── Data supplied

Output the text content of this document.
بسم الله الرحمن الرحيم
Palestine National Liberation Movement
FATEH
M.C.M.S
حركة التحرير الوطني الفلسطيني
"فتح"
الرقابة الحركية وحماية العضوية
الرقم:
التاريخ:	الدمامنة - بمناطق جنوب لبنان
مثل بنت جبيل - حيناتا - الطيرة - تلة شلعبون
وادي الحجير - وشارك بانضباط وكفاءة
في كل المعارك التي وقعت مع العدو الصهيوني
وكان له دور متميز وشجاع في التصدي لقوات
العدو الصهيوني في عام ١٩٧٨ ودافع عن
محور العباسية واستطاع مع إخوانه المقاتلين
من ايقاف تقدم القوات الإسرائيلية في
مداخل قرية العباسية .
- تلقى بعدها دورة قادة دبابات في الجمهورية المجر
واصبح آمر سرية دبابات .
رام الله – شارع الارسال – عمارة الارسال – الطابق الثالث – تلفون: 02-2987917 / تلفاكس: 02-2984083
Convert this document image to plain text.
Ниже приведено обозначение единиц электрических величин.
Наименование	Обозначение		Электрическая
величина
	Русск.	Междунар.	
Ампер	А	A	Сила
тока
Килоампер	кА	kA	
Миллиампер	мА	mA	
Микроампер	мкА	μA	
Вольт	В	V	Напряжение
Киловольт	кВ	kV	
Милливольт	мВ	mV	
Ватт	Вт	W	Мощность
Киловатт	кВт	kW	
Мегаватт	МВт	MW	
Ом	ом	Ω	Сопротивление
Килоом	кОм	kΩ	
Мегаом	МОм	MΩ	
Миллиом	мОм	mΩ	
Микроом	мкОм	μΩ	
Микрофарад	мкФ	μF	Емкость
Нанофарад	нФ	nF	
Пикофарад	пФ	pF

────

Request - Return the lines above, from the one containing "Convert this document image to plain text." to the end, exactly as they stand.

Response to this exercise -
Convert this document image to plain text.
Ниже приведено обозначение единиц электрических величин.
Наименование	Обозначение		Электрическая
величина
	Русск.	Междунар.	
Ампер	А	A	Сила
тока
Килоампер	кА	kA	
Миллиампер	мА	mA	
Микроампер	мкА	μA	
Вольт	В	V	Напряжение
Киловольт	кВ	kV	
Милливольт	мВ	mV	
Ватт	Вт	W	Мощность
Киловатт	кВт	kW	
Мегаватт	МВт	MW	
Ом	ом	Ω	Сопротивление
Килоом	кОм	kΩ	
Мегаом	МОм	MΩ	
Миллиом	мОм	mΩ	
Микроом	мкОм	μΩ	
Микрофарад	мкФ	μF	Емкость
Нанофарад	нФ	nF	
Пикофарад	пФ	pF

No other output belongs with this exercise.